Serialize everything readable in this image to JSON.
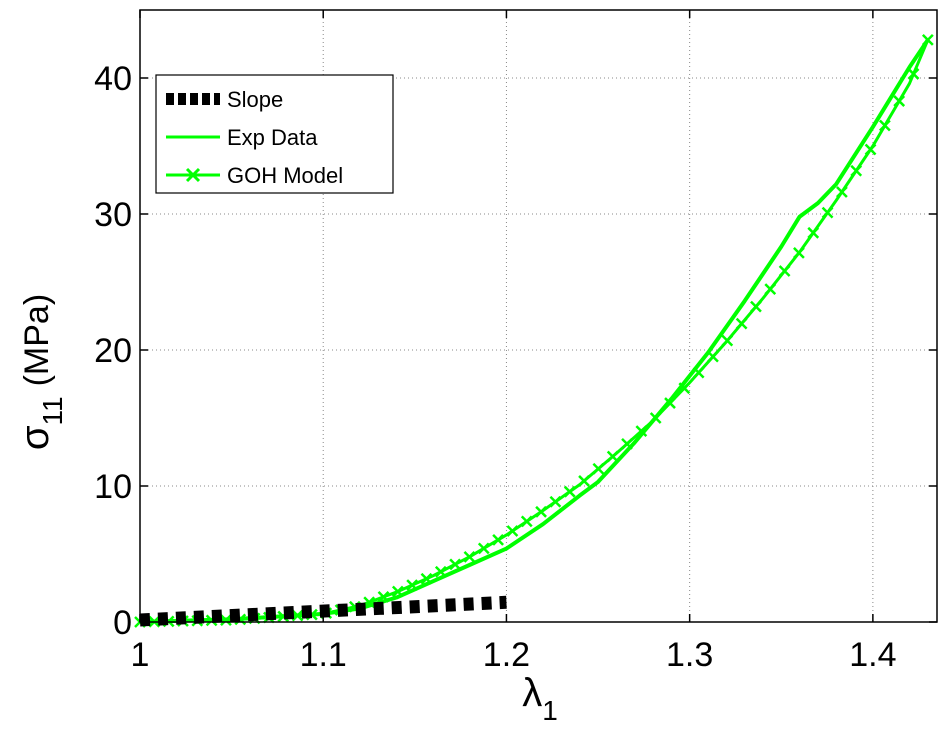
{
  "chart_data": {
    "type": "line",
    "xlabel": {
      "symbol": "λ",
      "subscript": "1"
    },
    "ylabel": {
      "symbol": "σ",
      "subscript": "11",
      "unit": "(MPa)"
    },
    "xlim": [
      1.0,
      1.435
    ],
    "ylim": [
      0,
      45
    ],
    "xticks": [
      "1",
      "1.1",
      "1.2",
      "1.3",
      "1.4"
    ],
    "xtick_values": [
      1.0,
      1.1,
      1.2,
      1.3,
      1.4
    ],
    "yticks": [
      "0",
      "10",
      "20",
      "30",
      "40"
    ],
    "ytick_values": [
      0,
      10,
      20,
      30,
      40
    ],
    "grid": true,
    "legend_position": "top-left",
    "series": [
      {
        "name": "Slope",
        "style": "thick-dashed",
        "color": "#000000",
        "x": [
          1.0,
          1.2
        ],
        "y": [
          0.15,
          1.45
        ]
      },
      {
        "name": "Exp Data",
        "style": "solid",
        "color": "#00ff00",
        "x": [
          1.0,
          1.05,
          1.1,
          1.12,
          1.14,
          1.16,
          1.18,
          1.2,
          1.22,
          1.24,
          1.25,
          1.27,
          1.29,
          1.31,
          1.33,
          1.35,
          1.36,
          1.37,
          1.38,
          1.4,
          1.42,
          1.43
        ],
        "y": [
          0.0,
          0.2,
          0.6,
          1.0,
          1.8,
          3.0,
          4.2,
          5.4,
          7.2,
          9.3,
          10.3,
          13.2,
          16.4,
          19.8,
          23.6,
          27.6,
          29.8,
          30.8,
          32.2,
          36.4,
          40.8,
          42.8
        ]
      },
      {
        "name": "GOH Model",
        "style": "solid-x-markers",
        "color": "#00ff00",
        "x": [
          1.0,
          1.05,
          1.1,
          1.12,
          1.14,
          1.16,
          1.18,
          1.2,
          1.22,
          1.24,
          1.26,
          1.28,
          1.3,
          1.32,
          1.34,
          1.36,
          1.38,
          1.4,
          1.42,
          1.43
        ],
        "y": [
          0.0,
          0.15,
          0.6,
          1.2,
          2.2,
          3.4,
          4.8,
          6.4,
          8.2,
          10.1,
          12.4,
          14.8,
          17.6,
          20.6,
          23.8,
          27.2,
          31.0,
          35.0,
          39.6,
          42.8
        ]
      }
    ]
  }
}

::::

TASK GOAL:
Repeat the listing in full and exactly. Leave any pictures out.

TASK SOLUTION:
Serialize everything readable in this image to JSON.
{
  "chart_data": {
    "type": "line",
    "xlabel": {
      "symbol": "λ",
      "subscript": "1"
    },
    "ylabel": {
      "symbol": "σ",
      "subscript": "11",
      "unit": "(MPa)"
    },
    "xlim": [
      1.0,
      1.435
    ],
    "ylim": [
      0,
      45
    ],
    "xticks": [
      "1",
      "1.1",
      "1.2",
      "1.3",
      "1.4"
    ],
    "xtick_values": [
      1.0,
      1.1,
      1.2,
      1.3,
      1.4
    ],
    "yticks": [
      "0",
      "10",
      "20",
      "30",
      "40"
    ],
    "ytick_values": [
      0,
      10,
      20,
      30,
      40
    ],
    "grid": true,
    "legend_position": "top-left",
    "series": [
      {
        "name": "Slope",
        "style": "thick-dashed",
        "color": "#000000",
        "x": [
          1.0,
          1.2
        ],
        "y": [
          0.15,
          1.45
        ]
      },
      {
        "name": "Exp Data",
        "style": "solid",
        "color": "#00ff00",
        "x": [
          1.0,
          1.05,
          1.1,
          1.12,
          1.14,
          1.16,
          1.18,
          1.2,
          1.22,
          1.24,
          1.25,
          1.27,
          1.29,
          1.31,
          1.33,
          1.35,
          1.36,
          1.37,
          1.38,
          1.4,
          1.42,
          1.43
        ],
        "y": [
          0.0,
          0.2,
          0.6,
          1.0,
          1.8,
          3.0,
          4.2,
          5.4,
          7.2,
          9.3,
          10.3,
          13.2,
          16.4,
          19.8,
          23.6,
          27.6,
          29.8,
          30.8,
          32.2,
          36.4,
          40.8,
          42.8
        ]
      },
      {
        "name": "GOH Model",
        "style": "solid-x-markers",
        "color": "#00ff00",
        "x": [
          1.0,
          1.05,
          1.1,
          1.12,
          1.14,
          1.16,
          1.18,
          1.2,
          1.22,
          1.24,
          1.26,
          1.28,
          1.3,
          1.32,
          1.34,
          1.36,
          1.38,
          1.4,
          1.42,
          1.43
        ],
        "y": [
          0.0,
          0.15,
          0.6,
          1.2,
          2.2,
          3.4,
          4.8,
          6.4,
          8.2,
          10.1,
          12.4,
          14.8,
          17.6,
          20.6,
          23.8,
          27.2,
          31.0,
          35.0,
          39.6,
          42.8
        ]
      }
    ]
  }
}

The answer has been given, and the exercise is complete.